Print out every record exactly as it appears.
+ + + + + + +
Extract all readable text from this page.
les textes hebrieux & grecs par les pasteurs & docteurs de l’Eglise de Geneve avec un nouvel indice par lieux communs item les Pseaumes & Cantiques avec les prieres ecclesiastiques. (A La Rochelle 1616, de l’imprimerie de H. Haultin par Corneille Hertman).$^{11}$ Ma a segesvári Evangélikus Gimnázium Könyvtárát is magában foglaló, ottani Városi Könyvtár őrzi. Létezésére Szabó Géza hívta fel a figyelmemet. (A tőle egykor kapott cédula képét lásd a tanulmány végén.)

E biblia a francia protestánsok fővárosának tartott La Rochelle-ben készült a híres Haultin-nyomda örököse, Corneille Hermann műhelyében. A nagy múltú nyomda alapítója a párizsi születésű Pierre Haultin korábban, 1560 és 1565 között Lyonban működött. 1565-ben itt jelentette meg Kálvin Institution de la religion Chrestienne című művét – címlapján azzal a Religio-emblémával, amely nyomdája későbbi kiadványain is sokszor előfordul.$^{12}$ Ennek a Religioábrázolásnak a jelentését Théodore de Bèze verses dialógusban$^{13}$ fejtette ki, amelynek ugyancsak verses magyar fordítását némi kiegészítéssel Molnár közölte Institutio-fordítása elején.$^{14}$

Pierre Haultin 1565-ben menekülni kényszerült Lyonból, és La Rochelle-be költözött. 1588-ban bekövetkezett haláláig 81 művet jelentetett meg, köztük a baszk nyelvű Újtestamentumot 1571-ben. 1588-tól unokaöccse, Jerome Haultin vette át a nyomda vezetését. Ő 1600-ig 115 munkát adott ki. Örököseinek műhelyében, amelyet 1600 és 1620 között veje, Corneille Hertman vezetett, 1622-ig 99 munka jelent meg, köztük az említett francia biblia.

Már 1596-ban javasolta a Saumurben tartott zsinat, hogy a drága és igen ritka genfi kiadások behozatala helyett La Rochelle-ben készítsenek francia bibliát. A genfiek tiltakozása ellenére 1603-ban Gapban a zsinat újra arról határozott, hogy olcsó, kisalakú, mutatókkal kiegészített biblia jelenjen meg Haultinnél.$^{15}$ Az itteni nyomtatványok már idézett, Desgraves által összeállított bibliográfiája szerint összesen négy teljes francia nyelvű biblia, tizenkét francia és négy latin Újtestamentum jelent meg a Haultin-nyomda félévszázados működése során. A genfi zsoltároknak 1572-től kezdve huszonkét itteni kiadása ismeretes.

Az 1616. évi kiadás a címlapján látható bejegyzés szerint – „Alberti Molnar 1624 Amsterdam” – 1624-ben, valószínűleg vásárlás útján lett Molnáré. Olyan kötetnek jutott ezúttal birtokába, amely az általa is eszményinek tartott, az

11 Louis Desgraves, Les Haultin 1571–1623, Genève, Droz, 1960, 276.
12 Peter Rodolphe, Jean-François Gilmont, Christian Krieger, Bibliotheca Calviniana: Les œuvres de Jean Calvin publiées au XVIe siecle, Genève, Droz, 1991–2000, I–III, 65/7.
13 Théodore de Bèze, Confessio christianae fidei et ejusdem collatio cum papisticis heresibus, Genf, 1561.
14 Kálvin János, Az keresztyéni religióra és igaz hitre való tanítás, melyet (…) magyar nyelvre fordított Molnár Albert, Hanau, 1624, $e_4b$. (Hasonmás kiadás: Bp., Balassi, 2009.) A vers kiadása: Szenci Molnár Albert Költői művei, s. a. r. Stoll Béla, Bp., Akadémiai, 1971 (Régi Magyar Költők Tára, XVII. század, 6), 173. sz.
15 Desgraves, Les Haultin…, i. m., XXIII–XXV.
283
+ + + + + + +
→ Full response
Extract all readable text from this page.
les textes hebrieux & grecs par les pasteurs & docteurs de l’Eglise de Geneve avec un nouvel indice par lieux communs item les Pseaumes & Cantiques avec les prieres ecclesiastiques. (A La Rochelle 1616, de l’imprimerie de H. Haultin par Corneille Hertman).$^{11}$ Ma a segesvári Evangélikus Gimnázium Könyvtárát is magában foglaló, ottani Városi Könyvtár őrzi. Létezésére Szabó Géza hívta fel a figyelmemet. (A tőle egykor kapott cédula képét lásd a tanulmány végén.)

E biblia a francia protestánsok fővárosának tartott La Rochelle-ben készült a híres Haultin-nyomda örököse, Corneille Hermann műhelyében. A nagy múltú nyomda alapítója a párizsi születésű Pierre Haultin korábban, 1560 és 1565 között Lyonban működött. 1565-ben itt jelentette meg Kálvin Institution de la religion Chrestienne című művét – címlapján azzal a Religio-emblémával, amely nyomdája későbbi kiadványain is sokszor előfordul.$^{12}$ Ennek a Religioábrázolásnak a jelentését Théodore de Bèze verses dialógusban$^{13}$ fejtette ki, amelynek ugyancsak verses magyar fordítását némi kiegészítéssel Molnár közölte Institutio-fordítása elején.$^{14}$

Pierre Haultin 1565-ben menekülni kényszerült Lyonból, és La Rochelle-be költözött. 1588-ban bekövetkezett haláláig 81 művet jelentetett meg, köztük a baszk nyelvű Újtestamentumot 1571-ben. 1588-tól unokaöccse, Jerome Haultin vette át a nyomda vezetését. Ő 1600-ig 115 munkát adott ki. Örököseinek műhelyében, amelyet 1600 és 1620 között veje, Corneille Hertman vezetett, 1622-ig 99 munka jelent meg, köztük az említett francia biblia.

Már 1596-ban javasolta a Saumurben tartott zsinat, hogy a drága és igen ritka genfi kiadások behozatala helyett La Rochelle-ben készítsenek francia bibliát. A genfiek tiltakozása ellenére 1603-ban Gapban a zsinat újra arról határozott, hogy olcsó, kisalakú, mutatókkal kiegészített biblia jelenjen meg Haultinnél.$^{15}$ Az itteni nyomtatványok már idézett, Desgraves által összeállított bibliográfiája szerint összesen négy teljes francia nyelvű biblia, tizenkét francia és négy latin Újtestamentum jelent meg a Haultin-nyomda félévszázados működése során. A genfi zsoltároknak 1572-től kezdve huszonkét itteni kiadása ismeretes.

Az 1616. évi kiadás a címlapján látható bejegyzés szerint – „Alberti Molnar 1624 Amsterdam” – 1624-ben, valószínűleg vásárlás útján lett Molnáré. Olyan kötetnek jutott ezúttal birtokába, amely az általa is eszményinek tartott, az

11 Louis Desgraves, Les Haultin 1571–1623, Genève, Droz, 1960, 276.
12 Peter Rodolphe, Jean-François Gilmont, Christian Krieger, Bibliotheca Calviniana: Les œuvres de Jean Calvin publiées au XVIe siecle, Genève, Droz, 1991–2000, I–III, 65/7.
13 Théodore de Bèze, Confessio christianae fidei et ejusdem collatio cum papisticis heresibus, Genf, 1561.
14 Kálvin János, Az keresztyéni religióra és igaz hitre való tanítás, melyet (…) magyar nyelvre fordított Molnár Albert, Hanau, 1624, $e_4b$. (Hasonmás kiadás: Bp., Balassi, 2009.) A vers kiadása: Szenci Molnár Albert Költői művei, s. a. r. Stoll Béla, Bp., Akadémiai, 1971 (Régi Magyar Költők Tára, XVII. század, 6), 173. sz.
15 Desgraves, Les Haultin…, i. m., XXIII–XXV.
283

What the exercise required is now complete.